(Beginning of EXERCISE DATA)
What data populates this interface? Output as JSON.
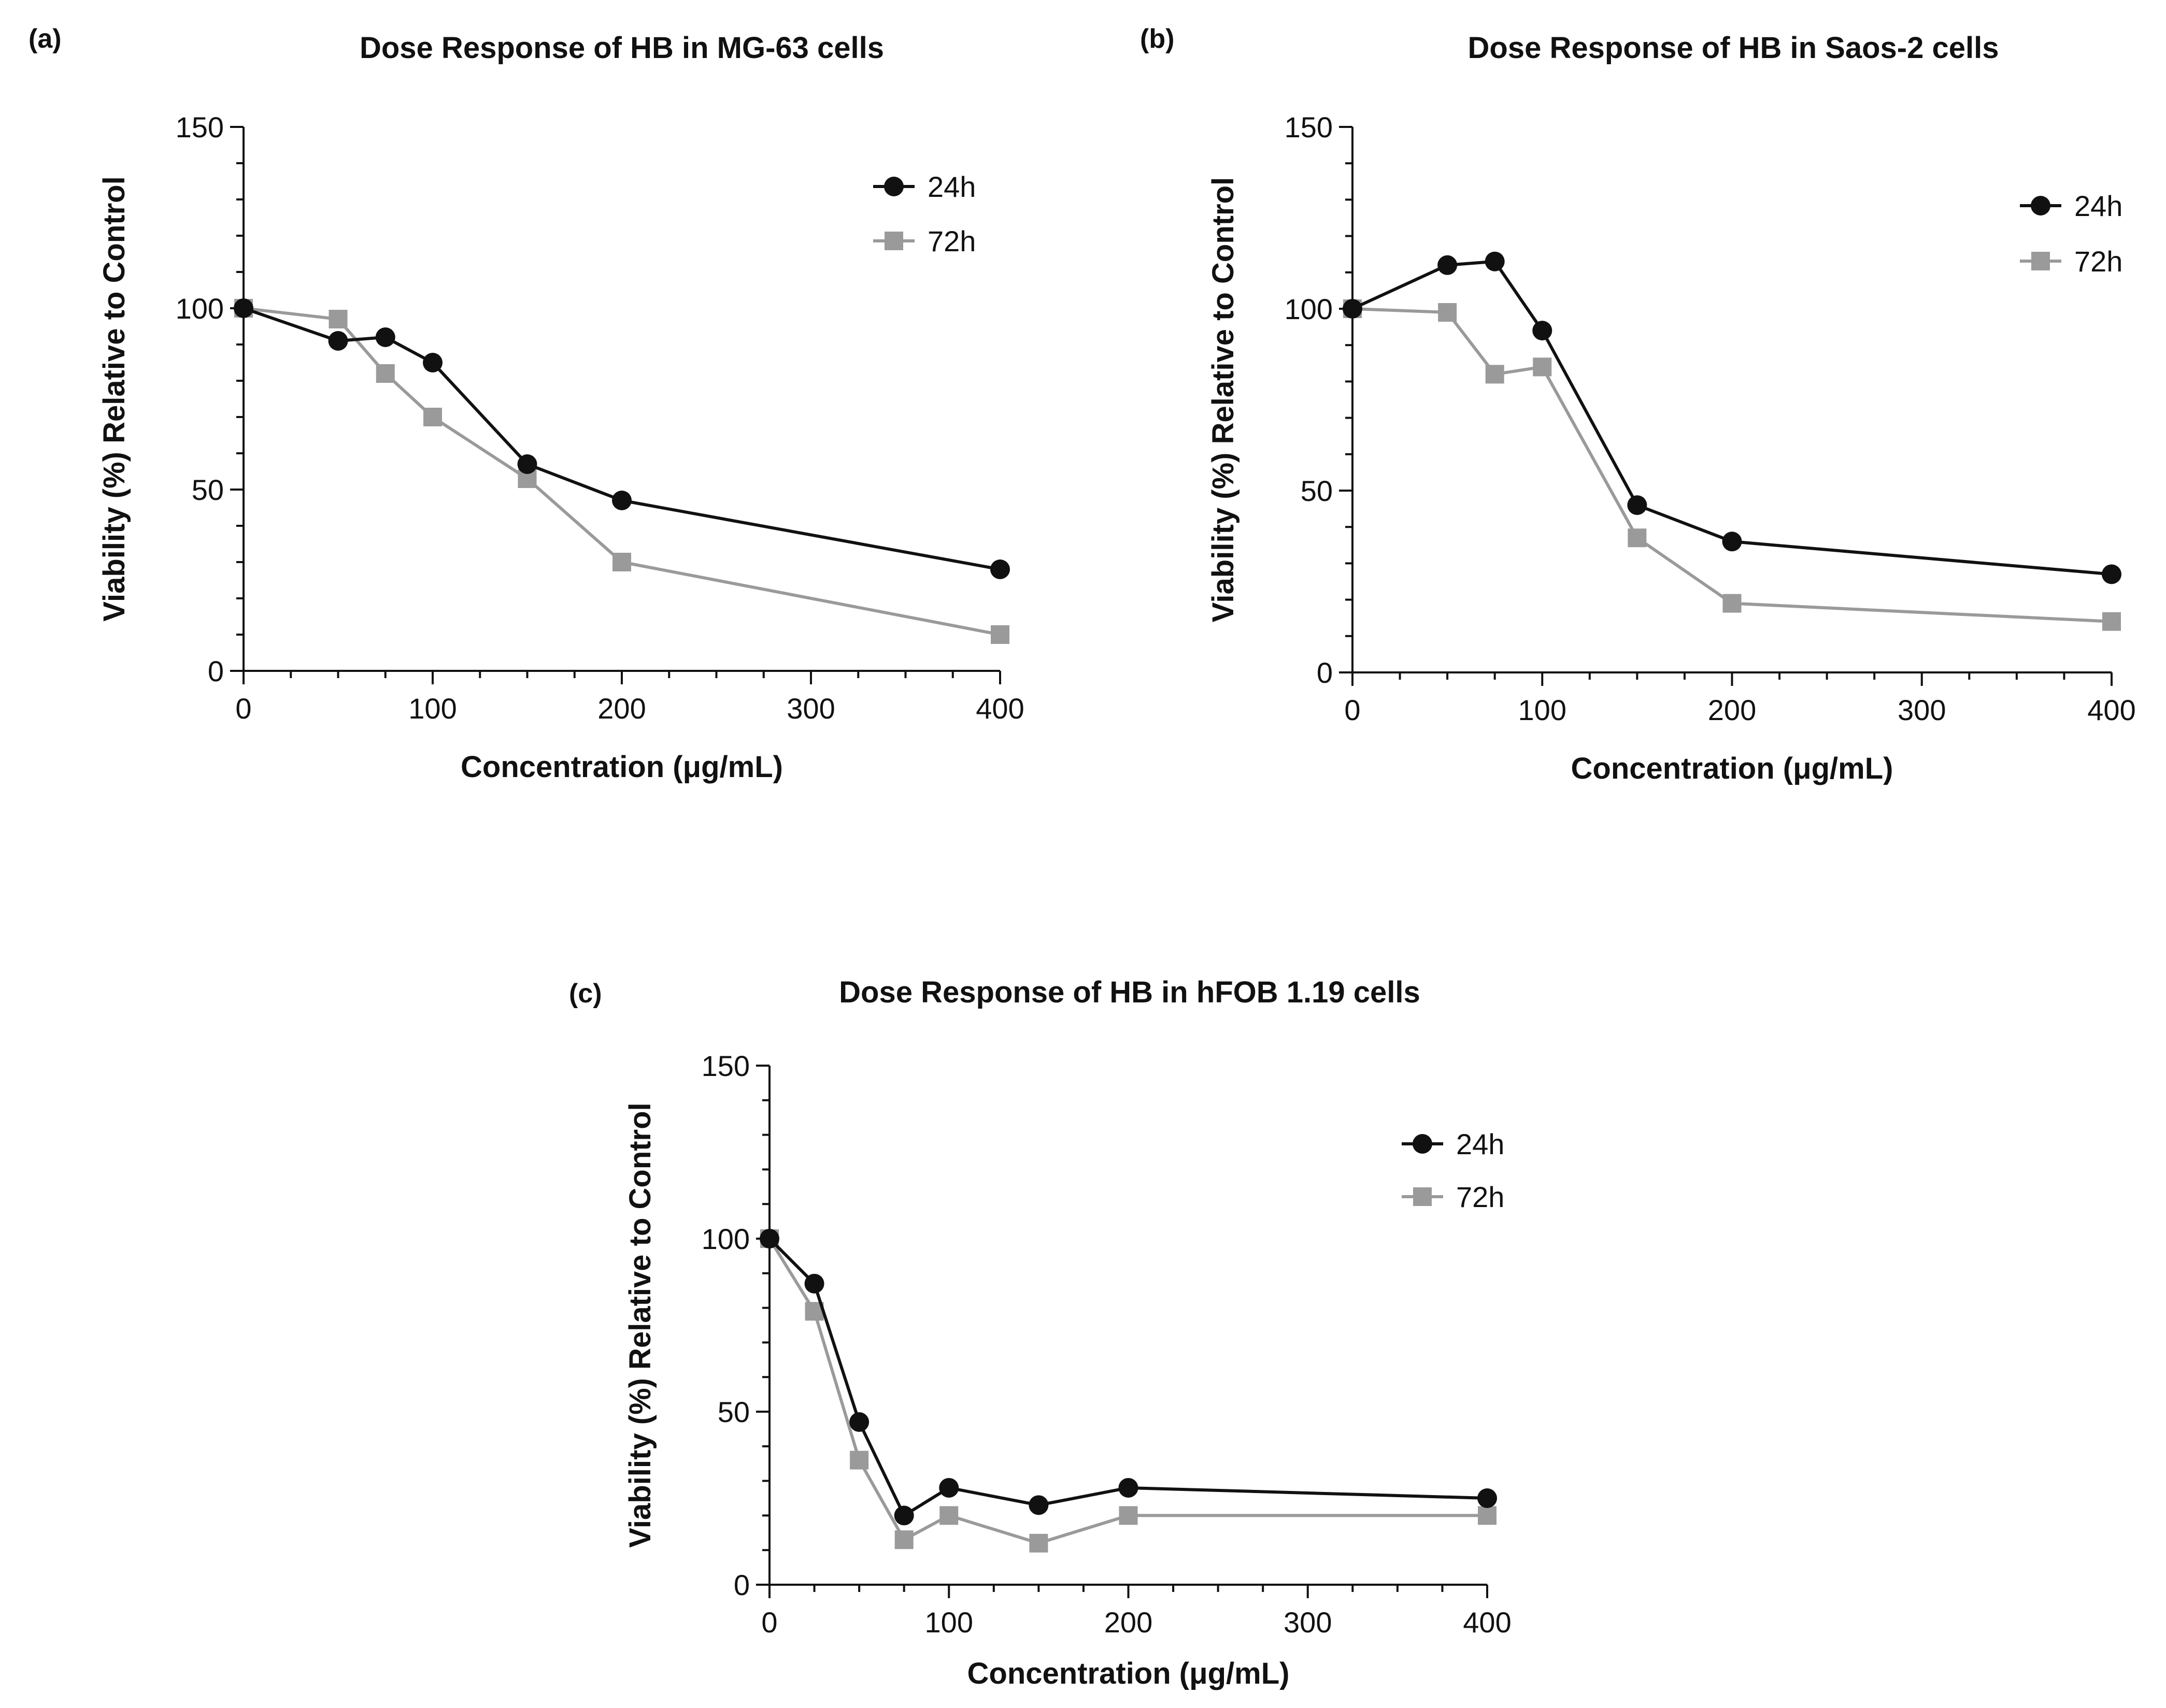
{
  "chart_data": [
    {
      "type": "line",
      "panel": "(a)",
      "title": "Dose Response of HB in MG-63 cells",
      "xlabel": "Concentration (μg/mL)",
      "ylabel": "Viability (%) Relative to Control",
      "xlim": [
        0,
        400
      ],
      "ylim": [
        0,
        150
      ],
      "xticks": [
        0,
        100,
        200,
        300,
        400
      ],
      "yticks": [
        0,
        50,
        100,
        150
      ],
      "legend_position": "top-right",
      "series": [
        {
          "name": "24h",
          "color": "#111111",
          "marker": "circle",
          "x": [
            0,
            50,
            75,
            100,
            150,
            200,
            400
          ],
          "values": [
            100,
            91,
            92,
            85,
            57,
            47,
            28
          ]
        },
        {
          "name": "72h",
          "color": "#9a9a9a",
          "marker": "square",
          "x": [
            0,
            50,
            75,
            100,
            150,
            200,
            400
          ],
          "values": [
            100,
            97,
            82,
            70,
            53,
            30,
            10
          ]
        }
      ]
    },
    {
      "type": "line",
      "panel": "(b)",
      "title": "Dose Response of HB in Saos-2 cells",
      "xlabel": "Concentration (μg/mL)",
      "ylabel": "Viability (%) Relative to Control",
      "xlim": [
        0,
        400
      ],
      "ylim": [
        0,
        150
      ],
      "xticks": [
        0,
        100,
        200,
        300,
        400
      ],
      "yticks": [
        0,
        50,
        100,
        150
      ],
      "legend_position": "top-right",
      "series": [
        {
          "name": "24h",
          "color": "#111111",
          "marker": "circle",
          "x": [
            0,
            50,
            75,
            100,
            150,
            200,
            400
          ],
          "values": [
            100,
            112,
            113,
            94,
            46,
            36,
            27
          ]
        },
        {
          "name": "72h",
          "color": "#9a9a9a",
          "marker": "square",
          "x": [
            0,
            50,
            75,
            100,
            150,
            200,
            400
          ],
          "values": [
            100,
            99,
            82,
            84,
            37,
            19,
            14
          ]
        }
      ]
    },
    {
      "type": "line",
      "panel": "(c)",
      "title": "Dose Response of HB in hFOB 1.19 cells",
      "xlabel": "Concentration (μg/mL)",
      "ylabel": "Viability (%) Relative to Control",
      "xlim": [
        0,
        400
      ],
      "ylim": [
        0,
        150
      ],
      "xticks": [
        0,
        100,
        200,
        300,
        400
      ],
      "yticks": [
        0,
        50,
        100,
        150
      ],
      "legend_position": "top-right",
      "series": [
        {
          "name": "24h",
          "color": "#111111",
          "marker": "circle",
          "x": [
            0,
            25,
            50,
            75,
            100,
            150,
            200,
            400
          ],
          "values": [
            100,
            87,
            47,
            20,
            28,
            23,
            28,
            25
          ]
        },
        {
          "name": "72h",
          "color": "#9a9a9a",
          "marker": "square",
          "x": [
            0,
            25,
            50,
            75,
            100,
            150,
            200,
            400
          ],
          "values": [
            100,
            79,
            36,
            13,
            20,
            12,
            20,
            20
          ]
        }
      ]
    }
  ]
}
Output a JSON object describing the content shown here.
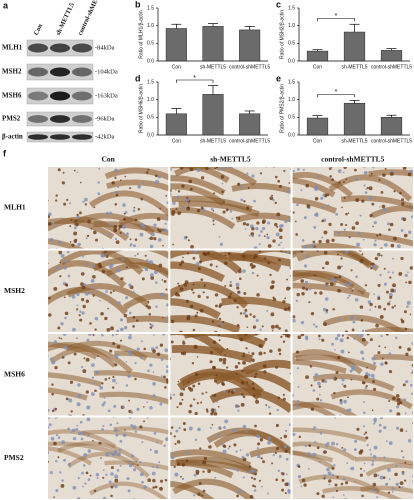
{
  "blot": {
    "label": "a",
    "columns": [
      "Con",
      "sh-METTL5",
      "control-shMETTL5"
    ],
    "rows": [
      {
        "protein": "MLH1",
        "kda": "-84kDa"
      },
      {
        "protein": "MSH2",
        "kda": "-104kDa"
      },
      {
        "protein": "MSH6",
        "kda": "-163kDa"
      },
      {
        "protein": "PMS2",
        "kda": "-96kDa"
      },
      {
        "protein": "β-actin",
        "kda": "-42kDa"
      }
    ]
  },
  "chart_data": [
    {
      "type": "bar",
      "panel": "b",
      "ylabel": "Ratio of MLH1/β-actin",
      "categories": [
        "Con",
        "sh-METTL5",
        "control-shMETTL5"
      ],
      "values": [
        0.92,
        0.98,
        0.88
      ],
      "errors": [
        0.12,
        0.08,
        0.1
      ],
      "color": "#6b6b6b",
      "ylim": [
        0,
        1.5
      ],
      "yticks": [
        {
          "value": 0,
          "label": "0.0"
        },
        0.5,
        {
          "value": 1,
          "label": "1.0"
        },
        1.5
      ]
    },
    {
      "type": "bar",
      "panel": "c",
      "ylabel": "Ratio of MSH2/β-actin",
      "categories": [
        "Con",
        "sh-METTL5",
        "control-shMETTL5"
      ],
      "values": [
        0.28,
        0.82,
        0.3
      ],
      "errors": [
        0.04,
        0.22,
        0.05
      ],
      "color": "#6b6b6b",
      "annotation": "*",
      "ylim": [
        0,
        1.5
      ],
      "yticks": [
        {
          "value": 0,
          "label": "0.0"
        },
        0.5,
        {
          "value": 1,
          "label": "1.0"
        },
        1.5
      ]
    },
    {
      "type": "bar",
      "panel": "d",
      "ylabel": "Ratio of MSH6/β-actin",
      "categories": [
        "Con",
        "sh-METTL5",
        "control-shMETTL5"
      ],
      "values": [
        0.6,
        1.15,
        0.6
      ],
      "errors": [
        0.15,
        0.25,
        0.08
      ],
      "color": "#6b6b6b",
      "annotation": "*",
      "ylim": [
        0,
        1.5
      ],
      "yticks": [
        {
          "value": 0,
          "label": "0.0"
        },
        0.5,
        {
          "value": 1,
          "label": "1.0"
        },
        1.5
      ]
    },
    {
      "type": "bar",
      "panel": "e",
      "ylabel": "Ratio of PMS2/β-actin",
      "categories": [
        "Con",
        "sh-METTL5",
        "control-shMETTL5"
      ],
      "values": [
        0.48,
        0.9,
        0.5
      ],
      "errors": [
        0.07,
        0.08,
        0.06
      ],
      "color": "#6b6b6b",
      "annotation": "*",
      "ylim": [
        0,
        1.5
      ],
      "yticks": [
        {
          "value": 0,
          "label": "0.0"
        },
        0.5,
        {
          "value": 1,
          "label": "1.0"
        },
        1.5
      ]
    }
  ],
  "ihc": {
    "label": "f",
    "columns": [
      "Con",
      "sh-METTL5",
      "control-shMETTL5"
    ],
    "rows": [
      "MLH1",
      "MSH2",
      "MSH6",
      "PMS2"
    ]
  }
}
(End of EXERCISE DATA)
TO DO -> Each record above should be copied character for character, with pictures dropped.

TASK OUTPUT ->
What data populates this interface? Output as JSON.
{
  "chart_data": [
    {
      "type": "line",
      "panel": "(a)",
      "title": "Dose Response of HB in MG-63 cells",
      "xlabel": "Concentration (μg/mL)",
      "ylabel": "Viability (%) Relative to Control",
      "xlim": [
        0,
        400
      ],
      "ylim": [
        0,
        150
      ],
      "xticks": [
        0,
        100,
        200,
        300,
        400
      ],
      "yticks": [
        0,
        50,
        100,
        150
      ],
      "legend_position": "top-right",
      "series": [
        {
          "name": "24h",
          "color": "#111111",
          "marker": "circle",
          "x": [
            0,
            50,
            75,
            100,
            150,
            200,
            400
          ],
          "values": [
            100,
            91,
            92,
            85,
            57,
            47,
            28
          ]
        },
        {
          "name": "72h",
          "color": "#9a9a9a",
          "marker": "square",
          "x": [
            0,
            50,
            75,
            100,
            150,
            200,
            400
          ],
          "values": [
            100,
            97,
            82,
            70,
            53,
            30,
            10
          ]
        }
      ]
    },
    {
      "type": "line",
      "panel": "(b)",
      "title": "Dose Response of HB in Saos-2 cells",
      "xlabel": "Concentration (μg/mL)",
      "ylabel": "Viability (%) Relative to Control",
      "xlim": [
        0,
        400
      ],
      "ylim": [
        0,
        150
      ],
      "xticks": [
        0,
        100,
        200,
        300,
        400
      ],
      "yticks": [
        0,
        50,
        100,
        150
      ],
      "legend_position": "top-right",
      "series": [
        {
          "name": "24h",
          "color": "#111111",
          "marker": "circle",
          "x": [
            0,
            50,
            75,
            100,
            150,
            200,
            400
          ],
          "values": [
            100,
            112,
            113,
            94,
            46,
            36,
            27
          ]
        },
        {
          "name": "72h",
          "color": "#9a9a9a",
          "marker": "square",
          "x": [
            0,
            50,
            75,
            100,
            150,
            200,
            400
          ],
          "values": [
            100,
            99,
            82,
            84,
            37,
            19,
            14
          ]
        }
      ]
    },
    {
      "type": "line",
      "panel": "(c)",
      "title": "Dose Response of HB in hFOB 1.19 cells",
      "xlabel": "Concentration (μg/mL)",
      "ylabel": "Viability (%) Relative to Control",
      "xlim": [
        0,
        400
      ],
      "ylim": [
        0,
        150
      ],
      "xticks": [
        0,
        100,
        200,
        300,
        400
      ],
      "yticks": [
        0,
        50,
        100,
        150
      ],
      "legend_position": "top-right",
      "series": [
        {
          "name": "24h",
          "color": "#111111",
          "marker": "circle",
          "x": [
            0,
            25,
            50,
            75,
            100,
            150,
            200,
            400
          ],
          "values": [
            100,
            87,
            47,
            20,
            28,
            23,
            28,
            25
          ]
        },
        {
          "name": "72h",
          "color": "#9a9a9a",
          "marker": "square",
          "x": [
            0,
            25,
            50,
            75,
            100,
            150,
            200,
            400
          ],
          "values": [
            100,
            79,
            36,
            13,
            20,
            12,
            20,
            20
          ]
        }
      ]
    }
  ]
}
Output a JSON object describing the content shown here.
{
  "blot": {
    "label": "a",
    "columns": [
      "Con",
      "sh-METTL5",
      "control-shMETTL5"
    ],
    "rows": [
      {
        "protein": "MLH1",
        "kda": "-84kDa"
      },
      {
        "protein": "MSH2",
        "kda": "-104kDa"
      },
      {
        "protein": "MSH6",
        "kda": "-163kDa"
      },
      {
        "protein": "PMS2",
        "kda": "-96kDa"
      },
      {
        "protein": "β-actin",
        "kda": "-42kDa"
      }
    ]
  },
  "chart_data": [
    {
      "type": "bar",
      "panel": "b",
      "ylabel": "Ratio of MLH1/β-actin",
      "categories": [
        "Con",
        "sh-METTL5",
        "control-shMETTL5"
      ],
      "values": [
        0.92,
        0.98,
        0.88
      ],
      "errors": [
        0.12,
        0.08,
        0.1
      ],
      "color": "#6b6b6b",
      "ylim": [
        0,
        1.5
      ],
      "yticks": [
        {
          "value": 0,
          "label": "0.0"
        },
        0.5,
        {
          "value": 1,
          "label": "1.0"
        },
        1.5
      ]
    },
    {
      "type": "bar",
      "panel": "c",
      "ylabel": "Ratio of MSH2/β-actin",
      "categories": [
        "Con",
        "sh-METTL5",
        "control-shMETTL5"
      ],
      "values": [
        0.28,
        0.82,
        0.3
      ],
      "errors": [
        0.04,
        0.22,
        0.05
      ],
      "color": "#6b6b6b",
      "annotation": "*",
      "ylim": [
        0,
        1.5
      ],
      "yticks": [
        {
          "value": 0,
          "label": "0.0"
        },
        0.5,
        {
          "value": 1,
          "label": "1.0"
        },
        1.5
      ]
    },
    {
      "type": "bar",
      "panel": "d",
      "ylabel": "Ratio of MSH6/β-actin",
      "categories": [
        "Con",
        "sh-METTL5",
        "control-shMETTL5"
      ],
      "values": [
        0.6,
        1.15,
        0.6
      ],
      "errors": [
        0.15,
        0.25,
        0.08
      ],
      "color": "#6b6b6b",
      "annotation": "*",
      "ylim": [
        0,
        1.5
      ],
      "yticks": [
        {
          "value": 0,
          "label": "0.0"
        },
        0.5,
        {
          "value": 1,
          "label": "1.0"
        },
        1.5
      ]
    },
    {
      "type": "bar",
      "panel": "e",
      "ylabel": "Ratio of PMS2/β-actin",
      "categories": [
        "Con",
        "sh-METTL5",
        "control-shMETTL5"
      ],
      "values": [
        0.48,
        0.9,
        0.5
      ],
      "errors": [
        0.07,
        0.08,
        0.06
      ],
      "color": "#6b6b6b",
      "annotation": "*",
      "ylim": [
        0,
        1.5
      ],
      "yticks": [
        {
          "value": 0,
          "label": "0.0"
        },
        0.5,
        {
          "value": 1,
          "label": "1.0"
        },
        1.5
      ]
    }
  ],
  "ihc": {
    "label": "f",
    "columns": [
      "Con",
      "sh-METTL5",
      "control-shMETTL5"
    ],
    "rows": [
      "MLH1",
      "MSH2",
      "MSH6",
      "PMS2"
    ]
  }
}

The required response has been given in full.